→ **Exercise requirements**
Extract every line of the material that holds the string "name".

→ **Input data**
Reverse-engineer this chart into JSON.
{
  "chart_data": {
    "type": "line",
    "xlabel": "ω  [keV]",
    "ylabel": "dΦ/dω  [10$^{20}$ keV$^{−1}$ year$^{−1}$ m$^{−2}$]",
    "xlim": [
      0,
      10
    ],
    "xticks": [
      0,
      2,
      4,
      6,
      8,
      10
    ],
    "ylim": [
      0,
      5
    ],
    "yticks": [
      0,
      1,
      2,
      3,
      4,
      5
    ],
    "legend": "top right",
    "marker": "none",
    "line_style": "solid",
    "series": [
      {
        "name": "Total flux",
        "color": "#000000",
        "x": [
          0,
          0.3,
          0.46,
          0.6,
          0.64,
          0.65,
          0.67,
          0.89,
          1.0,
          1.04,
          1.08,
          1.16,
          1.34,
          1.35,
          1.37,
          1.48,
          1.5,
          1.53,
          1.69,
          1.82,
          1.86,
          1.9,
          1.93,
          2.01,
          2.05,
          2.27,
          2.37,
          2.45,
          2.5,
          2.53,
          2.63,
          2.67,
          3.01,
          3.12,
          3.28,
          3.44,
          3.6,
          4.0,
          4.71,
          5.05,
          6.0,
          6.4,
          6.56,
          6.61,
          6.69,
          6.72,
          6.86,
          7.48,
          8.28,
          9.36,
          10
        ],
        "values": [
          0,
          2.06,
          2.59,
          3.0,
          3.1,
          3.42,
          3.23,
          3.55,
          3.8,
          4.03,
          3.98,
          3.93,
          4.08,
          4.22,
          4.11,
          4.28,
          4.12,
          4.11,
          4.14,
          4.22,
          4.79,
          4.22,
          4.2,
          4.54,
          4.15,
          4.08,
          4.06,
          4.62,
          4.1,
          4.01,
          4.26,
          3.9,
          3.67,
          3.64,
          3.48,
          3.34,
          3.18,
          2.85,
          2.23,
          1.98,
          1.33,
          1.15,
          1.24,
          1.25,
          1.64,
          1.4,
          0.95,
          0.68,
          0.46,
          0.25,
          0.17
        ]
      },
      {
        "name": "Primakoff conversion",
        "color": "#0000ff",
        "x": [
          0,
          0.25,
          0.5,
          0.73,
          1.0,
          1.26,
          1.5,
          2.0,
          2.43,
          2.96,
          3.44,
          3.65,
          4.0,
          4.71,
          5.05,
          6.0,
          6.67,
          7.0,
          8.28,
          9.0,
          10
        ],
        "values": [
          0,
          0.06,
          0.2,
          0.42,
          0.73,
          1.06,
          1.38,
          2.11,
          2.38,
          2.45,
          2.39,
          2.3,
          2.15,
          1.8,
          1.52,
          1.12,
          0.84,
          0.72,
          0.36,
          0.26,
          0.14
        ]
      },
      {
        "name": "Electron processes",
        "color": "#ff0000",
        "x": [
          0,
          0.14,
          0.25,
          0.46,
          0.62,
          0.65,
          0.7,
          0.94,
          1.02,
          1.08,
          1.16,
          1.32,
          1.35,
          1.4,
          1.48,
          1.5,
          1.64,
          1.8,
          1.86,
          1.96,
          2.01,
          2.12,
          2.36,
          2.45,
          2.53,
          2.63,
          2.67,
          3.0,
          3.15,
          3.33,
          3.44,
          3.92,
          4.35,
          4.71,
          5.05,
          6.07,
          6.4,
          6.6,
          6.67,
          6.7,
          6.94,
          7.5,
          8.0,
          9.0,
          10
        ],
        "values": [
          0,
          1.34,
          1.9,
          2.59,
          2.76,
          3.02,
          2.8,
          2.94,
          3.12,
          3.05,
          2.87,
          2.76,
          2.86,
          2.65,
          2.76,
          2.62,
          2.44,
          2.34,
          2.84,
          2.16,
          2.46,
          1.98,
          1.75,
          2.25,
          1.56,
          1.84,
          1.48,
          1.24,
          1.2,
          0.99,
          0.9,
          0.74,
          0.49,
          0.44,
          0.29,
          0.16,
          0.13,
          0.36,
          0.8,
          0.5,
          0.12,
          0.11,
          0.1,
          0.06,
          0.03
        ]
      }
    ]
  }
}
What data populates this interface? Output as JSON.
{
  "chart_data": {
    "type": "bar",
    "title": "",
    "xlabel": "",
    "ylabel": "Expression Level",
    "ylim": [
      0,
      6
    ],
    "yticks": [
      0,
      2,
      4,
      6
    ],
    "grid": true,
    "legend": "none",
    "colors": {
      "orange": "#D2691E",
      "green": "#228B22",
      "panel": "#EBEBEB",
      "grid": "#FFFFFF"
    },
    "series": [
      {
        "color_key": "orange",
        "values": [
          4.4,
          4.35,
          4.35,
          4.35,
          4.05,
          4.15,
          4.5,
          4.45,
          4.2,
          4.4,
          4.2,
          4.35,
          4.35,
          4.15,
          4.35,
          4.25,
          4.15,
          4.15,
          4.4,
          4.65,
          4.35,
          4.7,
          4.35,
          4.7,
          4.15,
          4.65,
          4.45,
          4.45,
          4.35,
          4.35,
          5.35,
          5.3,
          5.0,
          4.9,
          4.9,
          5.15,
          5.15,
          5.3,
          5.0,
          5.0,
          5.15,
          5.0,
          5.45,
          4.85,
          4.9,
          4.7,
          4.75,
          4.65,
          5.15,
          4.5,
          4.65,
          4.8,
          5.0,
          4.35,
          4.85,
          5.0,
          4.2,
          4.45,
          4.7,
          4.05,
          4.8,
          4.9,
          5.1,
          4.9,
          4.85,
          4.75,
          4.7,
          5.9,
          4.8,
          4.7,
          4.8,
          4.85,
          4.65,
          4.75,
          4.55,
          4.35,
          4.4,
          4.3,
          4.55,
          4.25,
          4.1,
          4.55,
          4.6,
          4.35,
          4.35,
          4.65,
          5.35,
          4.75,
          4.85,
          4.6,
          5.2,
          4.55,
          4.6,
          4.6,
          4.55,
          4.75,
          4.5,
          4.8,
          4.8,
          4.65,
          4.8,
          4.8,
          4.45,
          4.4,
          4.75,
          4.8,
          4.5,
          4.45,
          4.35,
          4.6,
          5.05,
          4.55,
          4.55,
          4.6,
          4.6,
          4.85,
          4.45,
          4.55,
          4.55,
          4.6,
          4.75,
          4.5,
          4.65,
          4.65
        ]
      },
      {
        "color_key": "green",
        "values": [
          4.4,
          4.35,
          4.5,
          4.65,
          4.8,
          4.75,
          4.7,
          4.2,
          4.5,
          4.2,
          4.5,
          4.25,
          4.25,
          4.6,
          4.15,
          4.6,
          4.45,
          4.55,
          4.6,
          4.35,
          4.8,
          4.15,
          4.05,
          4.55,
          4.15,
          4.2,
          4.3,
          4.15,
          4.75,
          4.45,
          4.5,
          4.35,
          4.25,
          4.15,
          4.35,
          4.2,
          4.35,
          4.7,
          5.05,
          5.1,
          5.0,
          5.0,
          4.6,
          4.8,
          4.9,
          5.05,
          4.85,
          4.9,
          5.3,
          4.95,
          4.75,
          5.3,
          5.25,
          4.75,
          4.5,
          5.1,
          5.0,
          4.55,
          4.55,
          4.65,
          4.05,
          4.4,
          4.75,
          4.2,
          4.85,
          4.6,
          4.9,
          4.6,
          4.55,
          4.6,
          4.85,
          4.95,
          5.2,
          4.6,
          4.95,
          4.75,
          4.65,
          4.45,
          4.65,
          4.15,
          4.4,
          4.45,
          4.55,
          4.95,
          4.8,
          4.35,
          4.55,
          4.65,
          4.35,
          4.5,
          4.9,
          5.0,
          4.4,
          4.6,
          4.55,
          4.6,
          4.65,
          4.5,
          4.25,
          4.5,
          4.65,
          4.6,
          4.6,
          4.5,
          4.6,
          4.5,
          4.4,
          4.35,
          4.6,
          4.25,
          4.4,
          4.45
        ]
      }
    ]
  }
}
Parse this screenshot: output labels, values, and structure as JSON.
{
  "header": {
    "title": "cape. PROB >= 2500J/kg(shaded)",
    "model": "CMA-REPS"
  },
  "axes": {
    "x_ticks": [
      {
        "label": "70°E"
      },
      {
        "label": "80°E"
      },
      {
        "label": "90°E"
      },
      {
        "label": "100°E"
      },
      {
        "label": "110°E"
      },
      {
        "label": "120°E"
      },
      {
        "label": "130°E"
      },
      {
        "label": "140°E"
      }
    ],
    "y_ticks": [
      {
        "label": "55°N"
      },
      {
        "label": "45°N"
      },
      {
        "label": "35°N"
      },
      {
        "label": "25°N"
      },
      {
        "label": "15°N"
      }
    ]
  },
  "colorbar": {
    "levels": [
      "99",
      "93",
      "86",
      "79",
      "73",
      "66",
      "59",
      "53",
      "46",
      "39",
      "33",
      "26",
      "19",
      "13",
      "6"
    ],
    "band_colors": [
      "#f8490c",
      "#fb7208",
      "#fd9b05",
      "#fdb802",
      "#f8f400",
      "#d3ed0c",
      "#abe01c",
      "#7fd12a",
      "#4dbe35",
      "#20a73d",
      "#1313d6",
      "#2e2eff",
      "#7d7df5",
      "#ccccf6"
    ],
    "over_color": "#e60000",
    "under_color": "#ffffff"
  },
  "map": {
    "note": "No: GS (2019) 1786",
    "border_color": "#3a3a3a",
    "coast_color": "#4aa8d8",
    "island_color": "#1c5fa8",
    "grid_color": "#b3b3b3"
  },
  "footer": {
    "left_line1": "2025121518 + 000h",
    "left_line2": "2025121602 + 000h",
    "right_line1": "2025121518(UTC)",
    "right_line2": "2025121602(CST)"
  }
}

→ **The reply**
        "name": "Total flux",
        "name": "Primakoff conversion",
        "name": "Electron processes",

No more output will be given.